§ WHAT IS ASKED:
A - From the business risks passage, print the words starting with "Our interactive technologies" and going on through "harm our business.".
B - In the business risks passage, what kind of orders and contracts is the company's business said to be characterized by?

Our interactive technologies are complex and must meet stringent user requirements. Some undetected errors or defects may only become apparent as new functions are added to our technologies and products. The need to repair or replace products with design or manufacturing defects could temporarily delay the sale of new products and adversely affect our reputation. Delays, costs and damage to our reputation due to product defects could harm our business.

 

Our financial condition and potential for continued net losses may negatively impact our relationships with customers, prospective customers and third-party suppliers.

 

Our financial condition and potential for continued net losses may cause current and prospective customers to defer placing orders with us, to require terms that are less favorable to us, or to place their orders with competing marketing technology suppliers, which could adversely affect our business, financial condition and results of operations. On the same basis, third-party suppliers may refuse to do business with us, or may do so only on terms that are unfavorable to us, which also could cause our revenue to decline.

 

Because we do not have long-term purchase commitments from our customers, the failure to obtain anticipated orders or the deferral or cancellation of commitments could have adverse effects on our business.

 

Our business is characterized by short-term purchase orders and contracts that do not require that purchases be made. This makes forecasting our sales difficult. The failure to obtain anticipated orders and deferrals or cancellations of purchase commitments because of changes in customer requirements, or otherwise, could have a material adverse effect on our business, financial condition and results of operations. We have experienced such challenges in the past and may experience such challenges in the future.

§ Saved data entries:

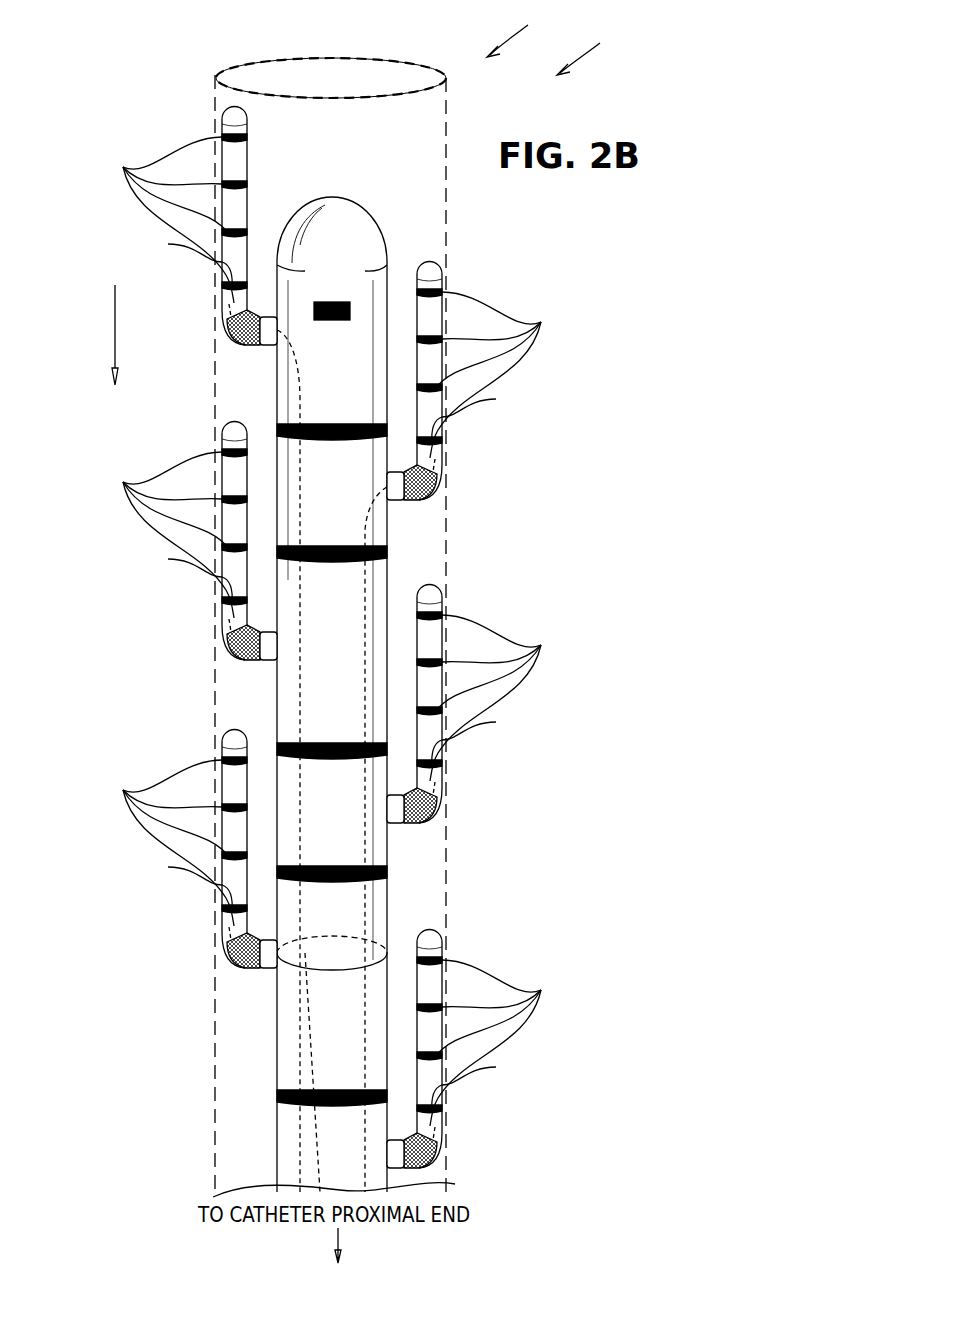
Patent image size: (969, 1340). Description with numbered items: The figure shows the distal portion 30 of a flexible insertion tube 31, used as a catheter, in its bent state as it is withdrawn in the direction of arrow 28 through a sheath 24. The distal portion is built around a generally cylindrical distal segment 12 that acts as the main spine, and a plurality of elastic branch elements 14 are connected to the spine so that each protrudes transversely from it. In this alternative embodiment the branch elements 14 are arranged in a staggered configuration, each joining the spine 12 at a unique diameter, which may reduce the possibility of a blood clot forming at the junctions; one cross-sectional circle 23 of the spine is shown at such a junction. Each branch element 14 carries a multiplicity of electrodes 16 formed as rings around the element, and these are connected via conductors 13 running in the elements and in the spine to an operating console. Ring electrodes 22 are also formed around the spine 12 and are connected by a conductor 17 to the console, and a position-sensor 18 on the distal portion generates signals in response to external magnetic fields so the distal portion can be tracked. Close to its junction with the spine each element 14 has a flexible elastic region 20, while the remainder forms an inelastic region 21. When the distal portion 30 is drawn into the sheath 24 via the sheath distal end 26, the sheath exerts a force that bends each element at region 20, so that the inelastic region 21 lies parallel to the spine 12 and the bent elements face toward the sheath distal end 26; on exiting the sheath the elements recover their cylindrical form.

The distal segment 12 is at (345, 198).
The conductors 13 is at (300, 676).
The elastic branch elements 14 is at (247, 153).
The electrodes 16 is at (331, 631).
The conductors 17 is at (320, 1162).
The position-sensors 18 is at (335, 322).
The region 20 is at (331, 739).
The inelastic region 21 is at (331, 673).
The ring electrodes 22 is at (333, 440).
The cross-sectional circle 23 is at (300, 942).
The sheath 24 is at (215, 1054).
The sheath distal end 26 is at (240, 75).
The arrow 28 is at (115, 328).
The distal portion 30 is at (523, 36).
The flexible insertion tube 31 is at (593, 53).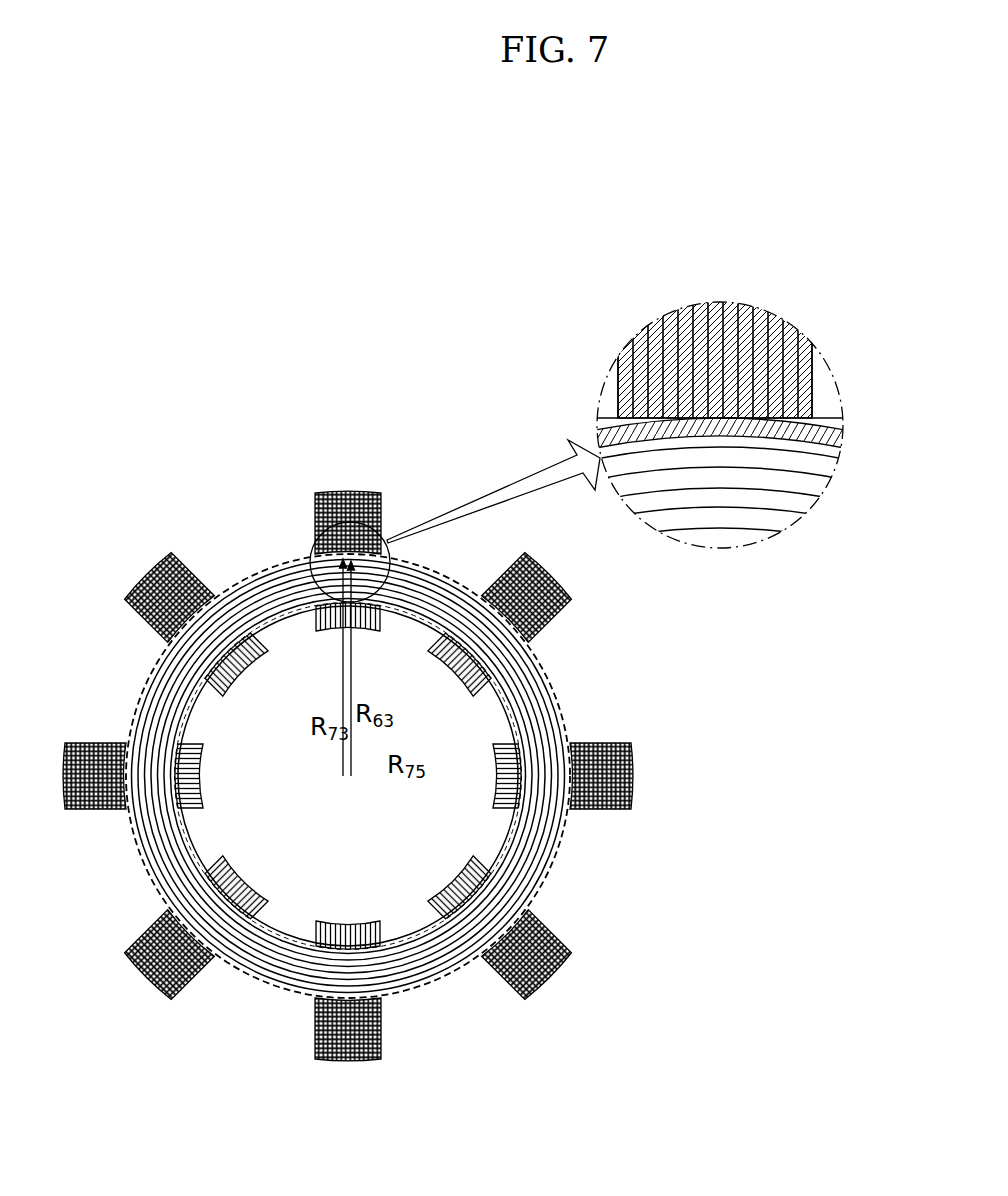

§ EXPECTED ANSWERS:
A -
Our interactive technologies are complex and must meet stringent user requirements. Some undetected errors or defects may only become apparent as new functions are added to our technologies and products. The need to repair or replace products with design or manufacturing defects could temporarily delay the sale of new products and adversely affect our reputation. Delays, costs and damage to our reputation due to product defects could harm our business.

B - Short-term purchase orders and contracts that do not require that purchases be made.